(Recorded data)
>> Start

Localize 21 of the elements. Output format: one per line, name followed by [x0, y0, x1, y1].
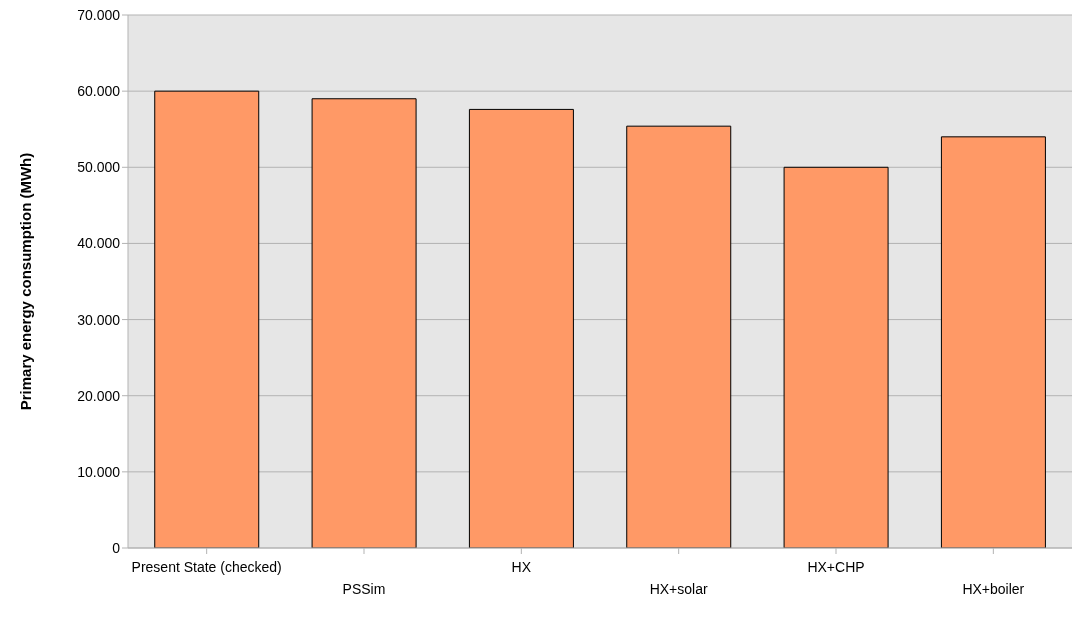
y-tick-label: 30.000 — [77, 311, 121, 328]
bar — [468, 108, 574, 548]
bar — [311, 98, 417, 548]
y-tick-label: 20.000 — [77, 387, 121, 404]
y-tick-label: 50.000 — [77, 159, 121, 176]
bar — [154, 90, 260, 548]
x-tick-label: HX — [511, 559, 532, 576]
bar — [940, 136, 1046, 548]
y-tick-label: 60.000 — [77, 83, 121, 100]
bar — [626, 125, 732, 548]
y-tick-label: 70.000 — [77, 6, 121, 23]
y-tick-label: 10.000 — [77, 463, 121, 480]
y-tick-label: 0 — [112, 539, 121, 556]
x-tick-label: HX+boiler — [962, 581, 1025, 598]
bar — [783, 166, 889, 548]
x-tick-label: HX+solar — [649, 581, 708, 598]
x-tick-label: Present State (checked) — [131, 559, 282, 576]
y-axis-title: Primary energy consumption (MWh) — [17, 152, 35, 411]
y-tick-label: 40.000 — [77, 235, 121, 252]
x-tick-label: HX+CHP — [807, 559, 865, 576]
x-tick-label: PSSim — [342, 581, 386, 598]
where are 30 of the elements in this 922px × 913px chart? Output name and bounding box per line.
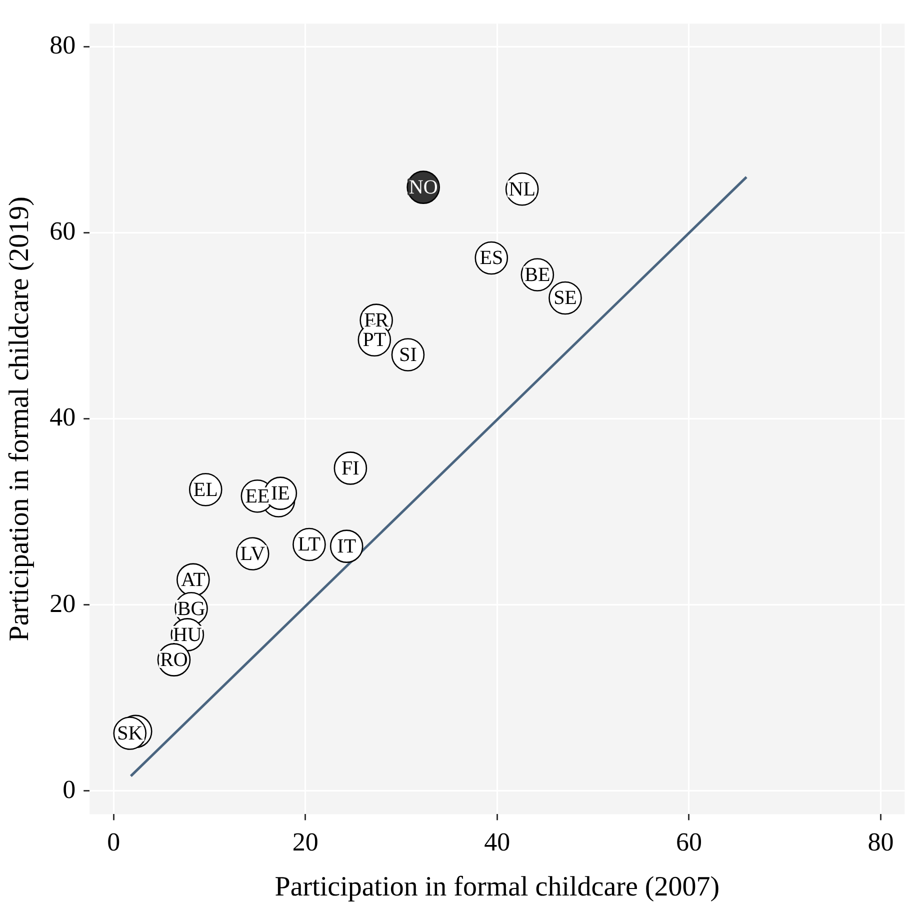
data-label: ES [480,247,504,270]
x-tick-label: 60 [676,828,702,857]
data-label: HU [172,624,202,646]
data-label: BG [177,598,206,620]
data-label: SE [554,287,577,310]
y-tick-label: 20 [50,588,76,618]
data-label: IE [270,482,290,505]
y-tick-label: 40 [50,402,76,432]
y-tick-label: 0 [62,774,76,804]
data-label: RO [160,649,188,672]
x-tick-label: 20 [292,828,318,857]
data-label: AT [180,569,206,592]
x-tick-label: 80 [868,828,894,857]
x-tick-label: 40 [484,828,510,857]
y-tick-label: 80 [50,30,76,60]
y-tick-label: 60 [50,216,76,246]
data-label: PT [362,329,386,352]
y-axis-title: Participation in formal childcare (2019) [4,196,36,642]
data-label: SI [399,344,417,366]
data-label: NO [408,176,438,199]
data-label: BE [524,264,550,286]
data-label: LT [298,534,320,556]
data-label: IT [337,536,356,558]
x-axis-title: Participation in formal childcare (2007) [274,872,720,903]
data-label: EL [193,478,218,501]
x-tick-label: 0 [107,828,120,857]
data-label: LV [240,543,266,566]
data-label: SK [117,722,144,745]
data-label: NL [508,178,536,200]
data-label: FI [342,457,360,480]
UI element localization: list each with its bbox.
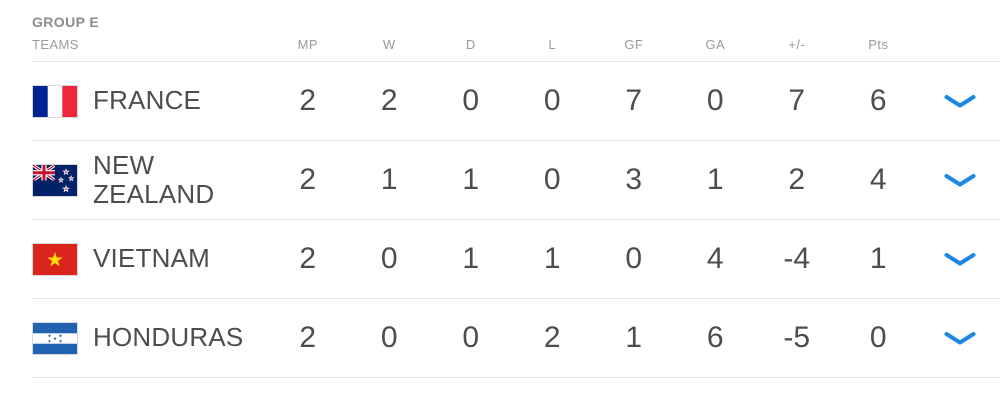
stat-pts: 0: [869, 321, 887, 354]
stat-d: 0: [462, 84, 480, 117]
new-zealand-flag-icon: [32, 163, 78, 197]
stat-diff: 7: [788, 84, 806, 117]
column-header-mp: MP: [297, 37, 318, 52]
stat-ga: 1: [706, 163, 724, 196]
column-header-pts: Pts: [868, 37, 889, 52]
stat-pts: 1: [869, 242, 887, 275]
team-name: NEW ZEALAND: [93, 149, 215, 209]
table-row-france: FRANCE 2 2 0 0 7 0 7 6: [32, 62, 1000, 141]
stat-w: 2: [380, 84, 398, 117]
group-standings-table: GROUP E TEAMS MP W D L GF GA +/- Pts FRA…: [32, 14, 1000, 378]
stat-d: 1: [462, 242, 480, 275]
column-header-d: D: [465, 37, 476, 52]
chevron-down-icon[interactable]: [938, 326, 982, 351]
column-header-l: L: [548, 37, 557, 52]
france-flag-icon: [32, 84, 78, 118]
chevron-down-icon[interactable]: [938, 168, 982, 193]
stat-l: 1: [543, 242, 561, 275]
stat-l: 2: [543, 321, 561, 354]
stat-diff: -4: [783, 242, 811, 275]
stat-gf: 7: [625, 84, 643, 117]
column-header-gf: GF: [624, 37, 644, 52]
column-header-diff: +/-: [788, 37, 806, 52]
stat-l: 0: [543, 163, 561, 196]
team-name: FRANCE: [93, 85, 202, 116]
team-name: VIETNAM: [93, 243, 210, 274]
stat-mp: 2: [299, 163, 317, 196]
table-row-honduras: HONDURAS 2 0 0 2 1 6 -5 0: [32, 299, 1000, 378]
stat-ga: 6: [706, 321, 724, 354]
stat-pts: 6: [869, 84, 887, 117]
stat-mp: 2: [299, 242, 317, 275]
stat-ga: 0: [706, 84, 724, 117]
stat-gf: 0: [625, 242, 643, 275]
stat-d: 0: [462, 321, 480, 354]
group-title: GROUP E: [32, 14, 100, 30]
chevron-down-icon[interactable]: [938, 247, 982, 272]
chevron-down-icon[interactable]: [938, 89, 982, 114]
stat-mp: 2: [299, 84, 317, 117]
column-header-teams: TEAMS: [32, 37, 79, 52]
column-header-ga: GA: [705, 37, 726, 52]
stat-pts: 4: [869, 163, 887, 196]
column-header-w: W: [382, 37, 396, 52]
stat-gf: 3: [625, 163, 643, 196]
stat-gf: 1: [625, 321, 643, 354]
stat-diff: -5: [783, 321, 811, 354]
stat-mp: 2: [299, 321, 317, 354]
stat-w: 1: [380, 163, 398, 196]
stat-w: 0: [380, 321, 398, 354]
table-row-vietnam: VIETNAM 2 0 1 1 0 4 -4 1: [32, 220, 1000, 299]
stat-d: 1: [462, 163, 480, 196]
team-name: HONDURAS: [93, 322, 244, 353]
vietnam-flag-icon: [32, 242, 78, 276]
stat-w: 0: [380, 242, 398, 275]
table-header: TEAMS MP W D L GF GA +/- Pts: [32, 30, 1000, 62]
honduras-flag-icon: [32, 321, 78, 355]
stat-ga: 4: [706, 242, 724, 275]
table-row-new-zealand: NEW ZEALAND 2 1 1 0 3 1 2 4: [32, 141, 1000, 220]
stat-l: 0: [543, 84, 561, 117]
stat-diff: 2: [788, 163, 806, 196]
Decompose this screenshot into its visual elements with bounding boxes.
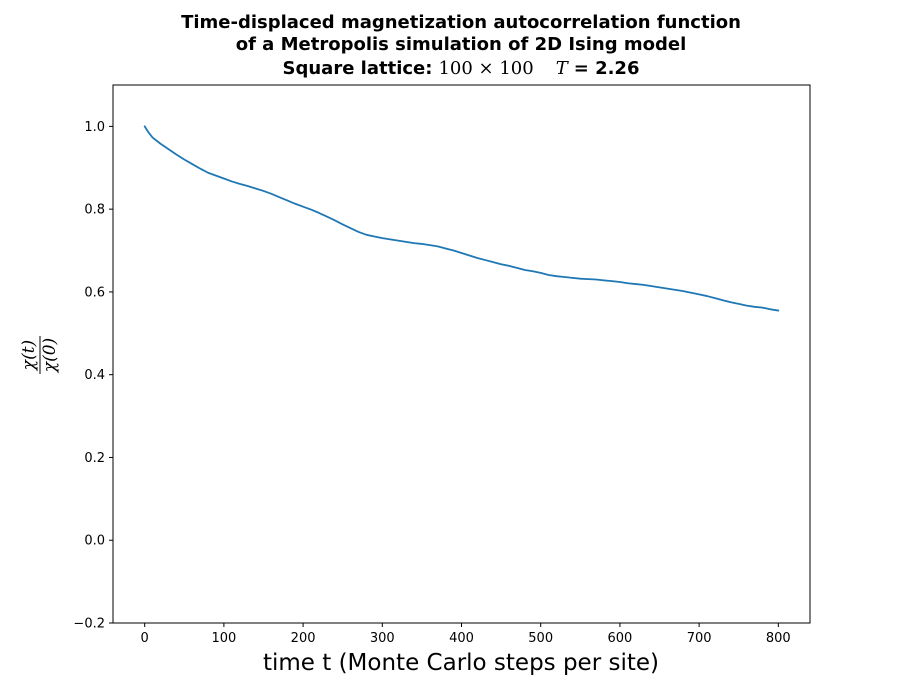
subtitle-temp-symbol: T (556, 58, 570, 79)
x-axis-label: time t (Monte Carlo steps per site) (263, 650, 659, 676)
subtitle-temp-value: = 2.26 (574, 58, 640, 79)
x-axis-ticks: 0 100 200 300 400 500 600 700 800 (141, 623, 791, 646)
title-line-3: Square lattice: 100 × 100 T = 2.26 (283, 58, 640, 79)
title-line-2: of a Metropolis simulation of 2D Ising m… (236, 34, 687, 55)
y-axis-label-numerator: χ(t) (19, 340, 39, 371)
x-tick-label: 200 (291, 631, 316, 646)
x-tick-label: 600 (607, 631, 632, 646)
title-line-1: Time-displaced magnetization autocorrela… (181, 12, 741, 33)
x-tick-label: 300 (370, 631, 395, 646)
subtitle-lattice-size: 100 × 100 (438, 58, 533, 79)
y-tick-label: 0.6 (84, 285, 105, 300)
x-tick-label: 400 (449, 631, 474, 646)
x-tick-label: 700 (687, 631, 712, 646)
y-tick-label: 0.8 (84, 203, 105, 218)
series-layer (143, 125, 780, 312)
plot-frame (112, 84, 811, 624)
y-axis-label-denominator: χ(0) (40, 338, 60, 373)
x-tick-label: 0 (141, 631, 149, 646)
series-line-0 (143, 125, 780, 312)
y-axis-ticks: −0.2 0.0 0.2 0.4 0.6 0.8 1.0 (73, 120, 113, 632)
x-tick-label: 500 (528, 631, 553, 646)
chart-title: Time-displaced magnetization autocorrela… (181, 12, 741, 79)
y-tick-label: 0.4 (84, 368, 105, 383)
x-tick-label: 100 (211, 631, 236, 646)
subtitle-prefix: Square lattice: (283, 58, 433, 79)
y-tick-label: 0.0 (84, 534, 105, 549)
y-tick-label: 0.2 (84, 451, 105, 466)
y-tick-label: −0.2 (73, 617, 105, 632)
y-tick-label: 1.0 (84, 120, 105, 135)
x-tick-label: 800 (766, 631, 791, 646)
y-axis-label: χ(t) χ(0) (19, 336, 60, 374)
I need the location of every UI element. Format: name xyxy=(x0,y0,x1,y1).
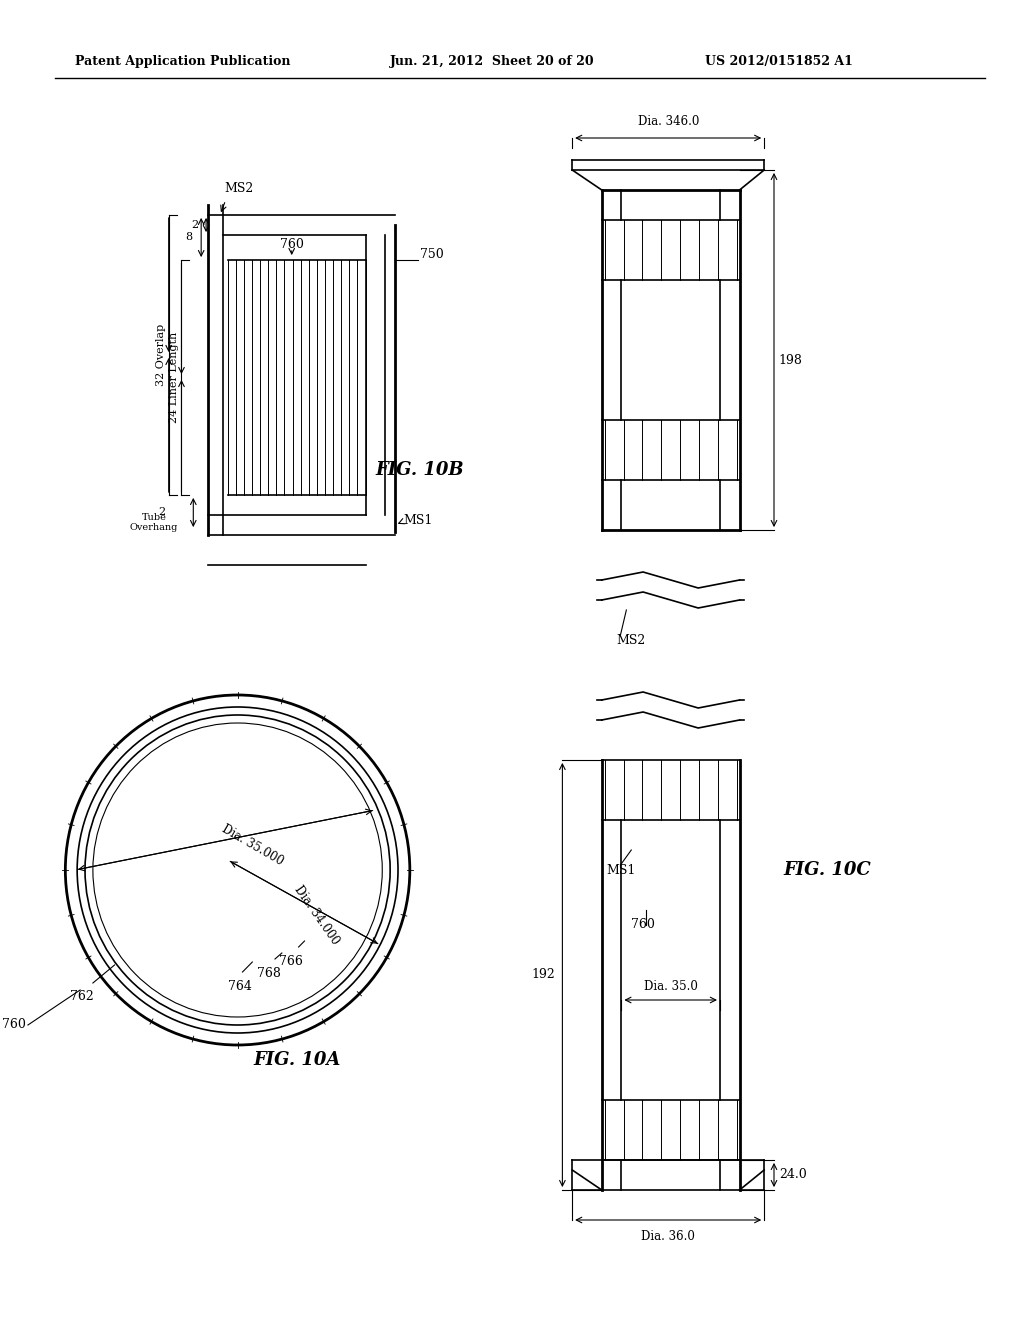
Text: 766: 766 xyxy=(279,954,303,968)
Text: 24.0: 24.0 xyxy=(779,1168,807,1181)
Text: MS1: MS1 xyxy=(606,863,636,876)
Text: Tube: Tube xyxy=(141,513,166,523)
Text: 2: 2 xyxy=(191,220,199,230)
Text: 762: 762 xyxy=(71,990,94,1003)
Text: 32 Overlap: 32 Overlap xyxy=(156,323,166,387)
Text: 760: 760 xyxy=(631,919,655,932)
Text: 760: 760 xyxy=(2,1019,26,1031)
Text: FIG. 10C: FIG. 10C xyxy=(783,861,871,879)
Text: 8: 8 xyxy=(185,232,193,242)
Text: Dia. 34.000: Dia. 34.000 xyxy=(291,883,341,946)
Text: FIG. 10A: FIG. 10A xyxy=(254,1051,341,1069)
Text: 764: 764 xyxy=(227,979,252,993)
Text: MS2: MS2 xyxy=(225,182,254,195)
Text: 24 Liner Length: 24 Liner Length xyxy=(169,331,178,422)
Text: 2: 2 xyxy=(159,507,165,517)
Text: 760: 760 xyxy=(280,239,304,252)
Text: 192: 192 xyxy=(531,969,555,982)
Text: Jun. 21, 2012  Sheet 20 of 20: Jun. 21, 2012 Sheet 20 of 20 xyxy=(390,55,595,69)
Text: Overhang: Overhang xyxy=(130,523,178,532)
Text: 768: 768 xyxy=(257,968,282,979)
Text: Dia. 346.0: Dia. 346.0 xyxy=(638,115,699,128)
Text: FIG. 10B: FIG. 10B xyxy=(376,461,464,479)
Text: Dia. 35.0: Dia. 35.0 xyxy=(644,979,697,993)
Text: Patent Application Publication: Patent Application Publication xyxy=(75,55,291,69)
Text: 198: 198 xyxy=(779,354,803,367)
Text: 750: 750 xyxy=(420,248,443,261)
Text: Dia. 36.0: Dia. 36.0 xyxy=(641,1230,695,1243)
Text: Dia. 35.000: Dia. 35.000 xyxy=(219,822,286,867)
Text: MS2: MS2 xyxy=(616,634,646,647)
Text: MS1: MS1 xyxy=(402,513,432,527)
Text: US 2012/0151852 A1: US 2012/0151852 A1 xyxy=(706,55,853,69)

>> End

→ Task directions
Rewrite everything from the line containing "stat-pts: 0: [869, 321, 887, 354]" down to the line containing "team-name: HONDURAS: [93, 322, 244, 353]", putting "expand-arrow-icon" wherever "chevron-down-icon" appears and keeping all else unchanged.

→ Output
stat-pts: 0: [869, 321, 887, 354]
stat-d: 0: [462, 84, 480, 117]
new-zealand-flag-icon: [32, 163, 78, 197]
stat-diff: 7: [788, 84, 806, 117]
column-header-mp: MP: [297, 37, 318, 52]
stat-ga: 1: [706, 163, 724, 196]
column-header-pts: Pts: [868, 37, 889, 52]
stat-pts: 1: [869, 242, 887, 275]
team-name: NEW ZEALAND: [93, 149, 215, 209]
table-row-france: FRANCE 2 2 0 0 7 0 7 6: [32, 62, 1000, 141]
stat-w: 2: [380, 84, 398, 117]
group-standings-table: GROUP E TEAMS MP W D L GF GA +/- Pts FRA…: [32, 14, 1000, 378]
stat-d: 1: [462, 242, 480, 275]
column-header-d: D: [465, 37, 476, 52]
expand-arrow-icon[interactable]: [938, 326, 982, 351]
column-header-l: L: [548, 37, 557, 52]
france-flag-icon: [32, 84, 78, 118]
expand-arrow-icon[interactable]: [938, 168, 982, 193]
stat-l: 1: [543, 242, 561, 275]
stat-l: 2: [543, 321, 561, 354]
stat-diff: -4: [783, 242, 811, 275]
stat-gf: 7: [625, 84, 643, 117]
column-header-gf: GF: [624, 37, 644, 52]
column-header-diff: +/-: [788, 37, 806, 52]
stat-l: 0: [543, 163, 561, 196]
team-name: FRANCE: [93, 85, 202, 116]
team-name: VIETNAM: [93, 243, 210, 274]
stat-mp: 2: [299, 163, 317, 196]
table-row-honduras: HONDURAS 2 0 0 2 1 6 -5 0: [32, 299, 1000, 378]
stat-ga: 6: [706, 321, 724, 354]
stat-pts: 6: [869, 84, 887, 117]
stat-mp: 2: [299, 242, 317, 275]
stat-ga: 0: [706, 84, 724, 117]
stat-gf: 0: [625, 242, 643, 275]
stat-d: 0: [462, 321, 480, 354]
group-title: GROUP E: [32, 14, 100, 30]
expand-arrow-icon[interactable]: [938, 247, 982, 272]
expand-arrow-icon[interactable]: [938, 89, 982, 114]
stat-mp: 2: [299, 84, 317, 117]
column-header-teams: TEAMS: [32, 37, 79, 52]
column-header-ga: GA: [705, 37, 726, 52]
stat-pts: 4: [869, 163, 887, 196]
column-header-w: W: [382, 37, 396, 52]
stat-gf: 3: [625, 163, 643, 196]
stat-gf: 1: [625, 321, 643, 354]
stat-diff: -5: [783, 321, 811, 354]
stat-mp: 2: [299, 321, 317, 354]
stat-w: 1: [380, 163, 398, 196]
stat-w: 0: [380, 321, 398, 354]
table-row-vietnam: VIETNAM 2 0 1 1 0 4 -4 1: [32, 220, 1000, 299]
stat-d: 1: [462, 163, 480, 196]
team-name: HONDURAS: [93, 322, 244, 353]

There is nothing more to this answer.